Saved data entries
^^^^

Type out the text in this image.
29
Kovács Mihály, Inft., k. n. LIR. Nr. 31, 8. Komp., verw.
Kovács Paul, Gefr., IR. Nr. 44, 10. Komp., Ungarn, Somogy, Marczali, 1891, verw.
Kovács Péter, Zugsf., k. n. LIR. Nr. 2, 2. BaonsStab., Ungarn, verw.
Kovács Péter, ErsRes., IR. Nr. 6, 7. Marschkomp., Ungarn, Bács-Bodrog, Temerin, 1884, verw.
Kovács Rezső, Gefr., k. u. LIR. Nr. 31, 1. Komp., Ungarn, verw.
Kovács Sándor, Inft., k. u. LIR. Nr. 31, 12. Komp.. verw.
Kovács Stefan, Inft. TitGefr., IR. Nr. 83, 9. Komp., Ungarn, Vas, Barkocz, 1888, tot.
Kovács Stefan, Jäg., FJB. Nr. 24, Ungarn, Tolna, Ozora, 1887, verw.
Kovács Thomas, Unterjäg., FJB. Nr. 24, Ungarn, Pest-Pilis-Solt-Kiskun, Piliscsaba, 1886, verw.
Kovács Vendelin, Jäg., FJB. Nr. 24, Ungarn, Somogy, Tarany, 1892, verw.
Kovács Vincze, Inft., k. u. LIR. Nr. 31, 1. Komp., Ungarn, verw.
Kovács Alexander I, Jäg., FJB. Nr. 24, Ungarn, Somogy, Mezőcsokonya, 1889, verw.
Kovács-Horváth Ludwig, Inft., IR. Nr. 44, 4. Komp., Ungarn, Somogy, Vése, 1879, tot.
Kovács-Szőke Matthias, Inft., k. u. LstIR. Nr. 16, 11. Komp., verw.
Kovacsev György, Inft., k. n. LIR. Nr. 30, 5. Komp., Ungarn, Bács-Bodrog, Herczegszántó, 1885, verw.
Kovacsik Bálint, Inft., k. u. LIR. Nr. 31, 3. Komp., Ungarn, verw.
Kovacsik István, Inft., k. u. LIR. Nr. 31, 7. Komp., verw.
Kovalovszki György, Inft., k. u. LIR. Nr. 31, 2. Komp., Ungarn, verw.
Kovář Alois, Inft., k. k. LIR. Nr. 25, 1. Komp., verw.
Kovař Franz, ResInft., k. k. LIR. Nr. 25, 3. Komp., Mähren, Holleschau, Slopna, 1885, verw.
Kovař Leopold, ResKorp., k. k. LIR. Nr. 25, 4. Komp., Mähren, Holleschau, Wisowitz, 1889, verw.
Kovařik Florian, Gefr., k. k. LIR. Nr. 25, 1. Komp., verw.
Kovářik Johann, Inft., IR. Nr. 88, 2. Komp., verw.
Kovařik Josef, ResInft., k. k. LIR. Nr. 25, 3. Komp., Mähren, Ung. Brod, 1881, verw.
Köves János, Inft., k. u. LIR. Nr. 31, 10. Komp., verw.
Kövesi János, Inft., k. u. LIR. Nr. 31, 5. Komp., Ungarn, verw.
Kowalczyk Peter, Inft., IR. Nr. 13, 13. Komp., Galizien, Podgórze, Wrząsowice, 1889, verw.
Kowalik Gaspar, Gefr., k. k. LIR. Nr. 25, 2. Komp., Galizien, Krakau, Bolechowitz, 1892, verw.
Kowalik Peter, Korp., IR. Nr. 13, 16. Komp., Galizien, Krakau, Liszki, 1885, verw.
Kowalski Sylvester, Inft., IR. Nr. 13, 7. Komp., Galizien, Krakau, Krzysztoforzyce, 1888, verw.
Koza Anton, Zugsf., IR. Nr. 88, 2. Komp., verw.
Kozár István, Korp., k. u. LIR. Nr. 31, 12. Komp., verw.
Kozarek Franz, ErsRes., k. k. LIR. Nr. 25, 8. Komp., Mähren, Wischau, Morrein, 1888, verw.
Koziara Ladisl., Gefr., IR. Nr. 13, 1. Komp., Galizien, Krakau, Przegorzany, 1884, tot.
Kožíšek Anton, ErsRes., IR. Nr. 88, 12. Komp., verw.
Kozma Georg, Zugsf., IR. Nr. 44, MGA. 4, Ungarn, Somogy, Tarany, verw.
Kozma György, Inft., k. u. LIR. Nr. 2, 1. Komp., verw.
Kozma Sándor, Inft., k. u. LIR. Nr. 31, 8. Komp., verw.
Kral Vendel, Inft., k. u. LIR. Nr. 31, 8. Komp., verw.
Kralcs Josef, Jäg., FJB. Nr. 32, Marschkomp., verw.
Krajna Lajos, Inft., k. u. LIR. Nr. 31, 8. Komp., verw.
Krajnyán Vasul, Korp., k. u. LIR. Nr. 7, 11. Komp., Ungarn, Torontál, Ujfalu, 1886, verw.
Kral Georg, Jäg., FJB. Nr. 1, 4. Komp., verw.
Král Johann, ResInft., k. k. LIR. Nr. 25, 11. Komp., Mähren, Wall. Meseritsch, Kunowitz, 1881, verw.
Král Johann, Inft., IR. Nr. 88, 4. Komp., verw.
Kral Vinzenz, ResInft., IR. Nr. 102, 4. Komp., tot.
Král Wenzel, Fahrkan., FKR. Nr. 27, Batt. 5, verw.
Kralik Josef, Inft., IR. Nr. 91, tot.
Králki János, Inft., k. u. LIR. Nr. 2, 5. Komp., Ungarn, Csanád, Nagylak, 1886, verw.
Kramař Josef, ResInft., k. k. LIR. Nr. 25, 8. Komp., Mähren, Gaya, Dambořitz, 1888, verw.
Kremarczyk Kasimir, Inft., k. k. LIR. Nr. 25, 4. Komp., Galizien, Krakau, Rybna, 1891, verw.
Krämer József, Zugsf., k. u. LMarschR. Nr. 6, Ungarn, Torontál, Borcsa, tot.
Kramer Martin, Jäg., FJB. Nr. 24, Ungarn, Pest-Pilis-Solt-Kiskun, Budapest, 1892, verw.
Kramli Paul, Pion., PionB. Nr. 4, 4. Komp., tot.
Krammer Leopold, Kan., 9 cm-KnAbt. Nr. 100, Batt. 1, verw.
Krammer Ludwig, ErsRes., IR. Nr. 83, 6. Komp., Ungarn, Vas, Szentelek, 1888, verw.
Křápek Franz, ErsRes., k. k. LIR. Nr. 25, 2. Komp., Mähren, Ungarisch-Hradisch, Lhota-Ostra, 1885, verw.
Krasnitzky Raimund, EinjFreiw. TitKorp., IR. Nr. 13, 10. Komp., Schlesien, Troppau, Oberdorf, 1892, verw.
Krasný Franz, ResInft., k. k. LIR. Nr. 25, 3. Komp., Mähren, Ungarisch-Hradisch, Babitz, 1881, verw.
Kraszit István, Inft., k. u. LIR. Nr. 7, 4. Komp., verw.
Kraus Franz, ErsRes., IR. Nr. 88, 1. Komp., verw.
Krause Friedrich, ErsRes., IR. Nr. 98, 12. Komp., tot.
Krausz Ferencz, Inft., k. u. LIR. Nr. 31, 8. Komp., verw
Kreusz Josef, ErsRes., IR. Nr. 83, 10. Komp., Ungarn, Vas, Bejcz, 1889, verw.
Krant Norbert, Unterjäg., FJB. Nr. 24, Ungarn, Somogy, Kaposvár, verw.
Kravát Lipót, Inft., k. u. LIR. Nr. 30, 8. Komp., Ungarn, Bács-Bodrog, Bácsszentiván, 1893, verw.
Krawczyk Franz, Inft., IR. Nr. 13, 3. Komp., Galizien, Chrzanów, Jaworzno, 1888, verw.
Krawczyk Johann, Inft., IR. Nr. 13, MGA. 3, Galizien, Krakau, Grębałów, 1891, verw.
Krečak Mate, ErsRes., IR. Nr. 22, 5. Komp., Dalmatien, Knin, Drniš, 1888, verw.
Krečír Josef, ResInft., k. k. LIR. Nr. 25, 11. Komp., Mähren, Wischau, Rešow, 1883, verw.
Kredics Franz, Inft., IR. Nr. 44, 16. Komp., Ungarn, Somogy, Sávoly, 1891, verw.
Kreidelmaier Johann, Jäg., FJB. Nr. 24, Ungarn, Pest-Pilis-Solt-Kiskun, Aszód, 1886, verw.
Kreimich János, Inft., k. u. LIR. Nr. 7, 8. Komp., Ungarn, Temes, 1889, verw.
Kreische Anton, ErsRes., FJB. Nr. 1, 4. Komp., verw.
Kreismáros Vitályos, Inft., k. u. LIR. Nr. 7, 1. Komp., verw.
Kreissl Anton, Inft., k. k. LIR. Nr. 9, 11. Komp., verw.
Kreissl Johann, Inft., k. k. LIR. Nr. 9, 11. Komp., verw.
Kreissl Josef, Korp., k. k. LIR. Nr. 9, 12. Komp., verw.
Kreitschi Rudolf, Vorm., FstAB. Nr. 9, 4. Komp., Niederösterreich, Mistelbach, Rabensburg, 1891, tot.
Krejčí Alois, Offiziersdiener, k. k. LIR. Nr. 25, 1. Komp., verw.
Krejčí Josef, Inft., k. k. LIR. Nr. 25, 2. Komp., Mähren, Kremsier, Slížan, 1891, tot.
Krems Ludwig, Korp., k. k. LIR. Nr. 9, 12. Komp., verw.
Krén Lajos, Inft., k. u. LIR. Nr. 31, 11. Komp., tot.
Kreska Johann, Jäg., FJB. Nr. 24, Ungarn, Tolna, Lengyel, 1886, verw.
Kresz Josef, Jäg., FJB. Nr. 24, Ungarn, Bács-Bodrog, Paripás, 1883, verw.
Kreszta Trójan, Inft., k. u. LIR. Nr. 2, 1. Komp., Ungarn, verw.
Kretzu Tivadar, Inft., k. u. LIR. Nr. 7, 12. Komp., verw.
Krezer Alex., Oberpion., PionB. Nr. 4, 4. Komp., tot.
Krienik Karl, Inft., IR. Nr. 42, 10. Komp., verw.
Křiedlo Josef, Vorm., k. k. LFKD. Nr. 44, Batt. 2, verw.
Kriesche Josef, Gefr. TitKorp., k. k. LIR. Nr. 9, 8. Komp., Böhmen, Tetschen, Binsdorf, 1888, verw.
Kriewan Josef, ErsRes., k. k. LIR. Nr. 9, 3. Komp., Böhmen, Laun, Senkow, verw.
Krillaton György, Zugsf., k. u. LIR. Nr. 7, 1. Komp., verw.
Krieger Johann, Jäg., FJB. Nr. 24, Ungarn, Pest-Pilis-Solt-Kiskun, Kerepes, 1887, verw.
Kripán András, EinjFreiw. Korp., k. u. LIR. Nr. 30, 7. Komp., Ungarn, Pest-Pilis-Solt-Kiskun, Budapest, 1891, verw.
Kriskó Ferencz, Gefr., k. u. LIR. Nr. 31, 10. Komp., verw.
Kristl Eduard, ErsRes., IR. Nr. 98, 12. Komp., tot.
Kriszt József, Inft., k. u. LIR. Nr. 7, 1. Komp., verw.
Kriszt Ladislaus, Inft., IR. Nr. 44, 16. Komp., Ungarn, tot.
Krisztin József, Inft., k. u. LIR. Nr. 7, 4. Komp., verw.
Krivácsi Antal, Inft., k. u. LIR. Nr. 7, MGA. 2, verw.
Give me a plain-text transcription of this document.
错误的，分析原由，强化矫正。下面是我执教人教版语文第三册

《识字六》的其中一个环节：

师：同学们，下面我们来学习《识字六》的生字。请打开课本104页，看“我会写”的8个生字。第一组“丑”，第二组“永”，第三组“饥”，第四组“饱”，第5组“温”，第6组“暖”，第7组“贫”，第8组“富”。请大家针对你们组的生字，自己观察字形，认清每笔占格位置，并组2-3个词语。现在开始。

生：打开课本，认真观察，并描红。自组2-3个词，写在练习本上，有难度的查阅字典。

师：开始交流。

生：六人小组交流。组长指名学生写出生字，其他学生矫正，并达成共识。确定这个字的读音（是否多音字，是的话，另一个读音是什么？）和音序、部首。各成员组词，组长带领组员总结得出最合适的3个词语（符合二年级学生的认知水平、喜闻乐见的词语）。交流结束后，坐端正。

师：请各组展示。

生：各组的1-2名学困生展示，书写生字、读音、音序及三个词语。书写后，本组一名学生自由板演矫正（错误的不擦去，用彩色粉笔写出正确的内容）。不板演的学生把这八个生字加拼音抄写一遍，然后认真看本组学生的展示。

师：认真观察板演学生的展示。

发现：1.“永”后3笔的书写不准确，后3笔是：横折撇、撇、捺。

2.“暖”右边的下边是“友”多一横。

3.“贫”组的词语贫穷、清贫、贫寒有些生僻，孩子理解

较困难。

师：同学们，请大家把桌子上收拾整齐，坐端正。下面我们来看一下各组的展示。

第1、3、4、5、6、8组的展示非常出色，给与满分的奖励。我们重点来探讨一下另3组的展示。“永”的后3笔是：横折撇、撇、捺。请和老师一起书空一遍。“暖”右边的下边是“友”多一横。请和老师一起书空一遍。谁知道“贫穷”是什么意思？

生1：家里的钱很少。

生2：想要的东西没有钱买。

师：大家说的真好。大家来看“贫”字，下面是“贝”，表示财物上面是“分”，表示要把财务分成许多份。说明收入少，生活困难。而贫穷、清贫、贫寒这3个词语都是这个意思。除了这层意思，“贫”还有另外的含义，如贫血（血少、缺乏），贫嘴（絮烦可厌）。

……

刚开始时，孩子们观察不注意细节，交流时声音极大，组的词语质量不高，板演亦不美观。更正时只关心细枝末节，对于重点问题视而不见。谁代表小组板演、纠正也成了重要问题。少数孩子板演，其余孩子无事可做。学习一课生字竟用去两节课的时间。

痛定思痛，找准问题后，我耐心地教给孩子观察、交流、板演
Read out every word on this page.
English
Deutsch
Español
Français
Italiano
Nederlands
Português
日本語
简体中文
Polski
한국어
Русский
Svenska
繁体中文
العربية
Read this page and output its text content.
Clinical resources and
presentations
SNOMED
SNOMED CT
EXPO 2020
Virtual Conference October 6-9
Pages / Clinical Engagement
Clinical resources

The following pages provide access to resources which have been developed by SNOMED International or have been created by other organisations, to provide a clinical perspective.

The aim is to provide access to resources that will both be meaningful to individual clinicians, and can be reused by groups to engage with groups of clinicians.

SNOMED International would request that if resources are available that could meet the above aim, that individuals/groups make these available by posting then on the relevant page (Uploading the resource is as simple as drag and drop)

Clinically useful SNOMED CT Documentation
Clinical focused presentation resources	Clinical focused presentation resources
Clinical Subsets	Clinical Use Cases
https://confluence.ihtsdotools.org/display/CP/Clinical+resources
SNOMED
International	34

^^^^

- **GIVEN TASK**: Within the data above, pick out all lines holding the word "Kiskun".

- **RESULT OF THE EXERCISE**:
Kovács Thomas, Unterjäg., FJB. Nr. 24, Ungarn, Pest-Pilis-Solt-Kiskun, Piliscsaba, 1886, verw.
Kramer Martin, Jäg., FJB. Nr. 24, Ungarn, Pest-Pilis-Solt-Kiskun, Budapest, 1892, verw.
Kreidelmaier Johann, Jäg., FJB. Nr. 24, Ungarn, Pest-Pilis-Solt-Kiskun, Aszód, 1886, verw.
Krieger Johann, Jäg., FJB. Nr. 24, Ungarn, Pest-Pilis-Solt-Kiskun, Kerepes, 1887, verw.
Kripán András, EinjFreiw. Korp., k. u. LIR. Nr. 30, 7. Komp., Ungarn, Pest-Pilis-Solt-Kiskun, Budapest, 1891, verw.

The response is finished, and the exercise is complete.